Challenge:
Produce the listing below again, exactly as shown.
====== Dataset excerpts ======
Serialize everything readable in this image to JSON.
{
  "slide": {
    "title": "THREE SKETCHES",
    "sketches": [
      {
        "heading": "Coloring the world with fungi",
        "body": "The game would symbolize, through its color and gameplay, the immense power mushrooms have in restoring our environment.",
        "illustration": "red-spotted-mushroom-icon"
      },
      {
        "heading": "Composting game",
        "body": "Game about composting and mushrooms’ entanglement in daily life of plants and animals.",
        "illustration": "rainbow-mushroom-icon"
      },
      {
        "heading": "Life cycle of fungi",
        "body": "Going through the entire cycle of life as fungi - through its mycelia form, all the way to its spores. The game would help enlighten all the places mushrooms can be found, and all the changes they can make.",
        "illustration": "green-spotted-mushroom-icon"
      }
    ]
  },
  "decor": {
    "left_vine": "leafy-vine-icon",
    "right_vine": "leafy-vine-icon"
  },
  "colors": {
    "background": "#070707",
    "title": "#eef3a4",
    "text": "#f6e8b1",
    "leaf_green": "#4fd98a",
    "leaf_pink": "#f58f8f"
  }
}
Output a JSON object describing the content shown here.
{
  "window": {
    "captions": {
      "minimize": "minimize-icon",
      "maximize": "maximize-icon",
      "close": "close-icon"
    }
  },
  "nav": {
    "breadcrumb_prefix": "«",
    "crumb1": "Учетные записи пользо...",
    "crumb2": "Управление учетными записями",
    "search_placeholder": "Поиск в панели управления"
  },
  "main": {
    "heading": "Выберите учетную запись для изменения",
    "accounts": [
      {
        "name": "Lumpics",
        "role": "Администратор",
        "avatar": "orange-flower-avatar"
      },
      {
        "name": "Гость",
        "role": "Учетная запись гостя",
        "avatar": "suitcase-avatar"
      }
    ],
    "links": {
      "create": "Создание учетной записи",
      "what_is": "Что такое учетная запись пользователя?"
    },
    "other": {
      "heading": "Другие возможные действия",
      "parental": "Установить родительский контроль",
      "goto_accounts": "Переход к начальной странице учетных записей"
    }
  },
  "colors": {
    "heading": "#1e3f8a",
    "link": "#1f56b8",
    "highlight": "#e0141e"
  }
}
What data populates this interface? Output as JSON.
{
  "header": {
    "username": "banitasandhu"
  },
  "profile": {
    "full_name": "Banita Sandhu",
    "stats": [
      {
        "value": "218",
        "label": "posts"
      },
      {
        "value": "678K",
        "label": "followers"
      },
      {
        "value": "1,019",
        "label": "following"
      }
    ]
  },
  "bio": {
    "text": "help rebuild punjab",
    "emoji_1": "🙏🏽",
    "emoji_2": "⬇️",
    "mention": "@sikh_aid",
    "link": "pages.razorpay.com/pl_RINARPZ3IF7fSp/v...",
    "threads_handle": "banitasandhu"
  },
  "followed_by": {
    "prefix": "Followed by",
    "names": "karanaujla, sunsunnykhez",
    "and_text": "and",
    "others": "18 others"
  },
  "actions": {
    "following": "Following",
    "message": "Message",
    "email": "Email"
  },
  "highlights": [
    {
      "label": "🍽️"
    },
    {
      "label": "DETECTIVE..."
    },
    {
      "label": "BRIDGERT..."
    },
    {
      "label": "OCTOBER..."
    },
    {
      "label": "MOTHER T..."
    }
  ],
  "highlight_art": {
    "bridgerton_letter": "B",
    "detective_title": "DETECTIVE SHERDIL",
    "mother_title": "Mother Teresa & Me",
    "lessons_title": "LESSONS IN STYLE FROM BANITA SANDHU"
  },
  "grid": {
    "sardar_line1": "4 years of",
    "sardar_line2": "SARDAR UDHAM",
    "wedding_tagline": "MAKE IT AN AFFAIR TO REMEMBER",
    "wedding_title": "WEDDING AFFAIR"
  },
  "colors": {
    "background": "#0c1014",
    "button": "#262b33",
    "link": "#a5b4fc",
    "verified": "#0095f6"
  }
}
======
Exercise result:
Serialize everything readable in this image to JSON.
{
  "slide": {
    "title": "THREE SKETCHES",
    "sketches": [
      {
        "heading": "Coloring the world with fungi",
        "body": "The game would symbolize, through its color and gameplay, the immense power mushrooms have in restoring our environment.",
        "illustration": "red-spotted-mushroom-icon"
      },
      {
        "heading": "Composting game",
        "body": "Game about composting and mushrooms’ entanglement in daily life of plants and animals.",
        "illustration": "rainbow-mushroom-icon"
      },
      {
        "heading": "Life cycle of fungi",
        "body": "Going through the entire cycle of life as fungi - through its mycelia form, all the way to its spores. The game would help enlighten all the places mushrooms can be found, and all the changes they can make.",
        "illustration": "green-spotted-mushroom-icon"
      }
    ]
  },
  "decor": {
    "left_vine": "leafy-vine-icon",
    "right_vine": "leafy-vine-icon"
  },
  "colors": {
    "background": "#070707",
    "title": "#eef3a4",
    "text": "#f6e8b1",
    "leaf_green": "#4fd98a",
    "leaf_pink": "#f58f8f"
  }
}
Output a JSON object describing the content shown here.
{
  "window": {
    "captions": {
      "minimize": "minimize-icon",
      "maximize": "maximize-icon",
      "close": "close-icon"
    }
  },
  "nav": {
    "breadcrumb_prefix": "«",
    "crumb1": "Учетные записи пользо...",
    "crumb2": "Управление учетными записями",
    "search_placeholder": "Поиск в панели управления"
  },
  "main": {
    "heading": "Выберите учетную запись для изменения",
    "accounts": [
      {
        "name": "Lumpics",
        "role": "Администратор",
        "avatar": "orange-flower-avatar"
      },
      {
        "name": "Гость",
        "role": "Учетная запись гостя",
        "avatar": "suitcase-avatar"
      }
    ],
    "links": {
      "create": "Создание учетной записи",
      "what_is": "Что такое учетная запись пользователя?"
    },
    "other": {
      "heading": "Другие возможные действия",
      "parental": "Установить родительский контроль",
      "goto_accounts": "Переход к начальной странице учетных записей"
    }
  },
  "colors": {
    "heading": "#1e3f8a",
    "link": "#1f56b8",
    "highlight": "#e0141e"
  }
}
What data populates this interface? Output as JSON.
{
  "header": {
    "username": "banitasandhu"
  },
  "profile": {
    "full_name": "Banita Sandhu",
    "stats": [
      {
        "value": "218",
        "label": "posts"
      },
      {
        "value": "678K",
        "label": "followers"
      },
      {
        "value": "1,019",
        "label": "following"
      }
    ]
  },
  "bio": {
    "text": "help rebuild punjab",
    "emoji_1": "🙏🏽",
    "emoji_2": "⬇️",
    "mention": "@sikh_aid",
    "link": "pages.razorpay.com/pl_RINARPZ3IF7fSp/v...",
    "threads_handle": "banitasandhu"
  },
  "followed_by": {
    "prefix": "Followed by",
    "names": "karanaujla, sunsunnykhez",
    "and_text": "and",
    "others": "18 others"
  },
  "actions": {
    "following": "Following",
    "message": "Message",
    "email": "Email"
  },
  "highlights": [
    {
      "label": "🍽️"
    },
    {
      "label": "DETECTIVE..."
    },
    {
      "label": "BRIDGERT..."
    },
    {
      "label": "OCTOBER..."
    },
    {
      "label": "MOTHER T..."
    }
  ],
  "highlight_art": {
    "bridgerton_letter": "B",
    "detective_title": "DETECTIVE SHERDIL",
    "mother_title": "Mother Teresa & Me",
    "lessons_title": "LESSONS IN STYLE FROM BANITA SANDHU"
  },
  "grid": {
    "sardar_line1": "4 years of",
    "sardar_line2": "SARDAR UDHAM",
    "wedding_tagline": "MAKE IT AN AFFAIR TO REMEMBER",
    "wedding_title": "WEDDING AFFAIR"
  },
  "colors": {
    "background": "#0c1014",
    "button": "#262b33",
    "link": "#a5b4fc",
    "verified": "#0095f6"
  }
}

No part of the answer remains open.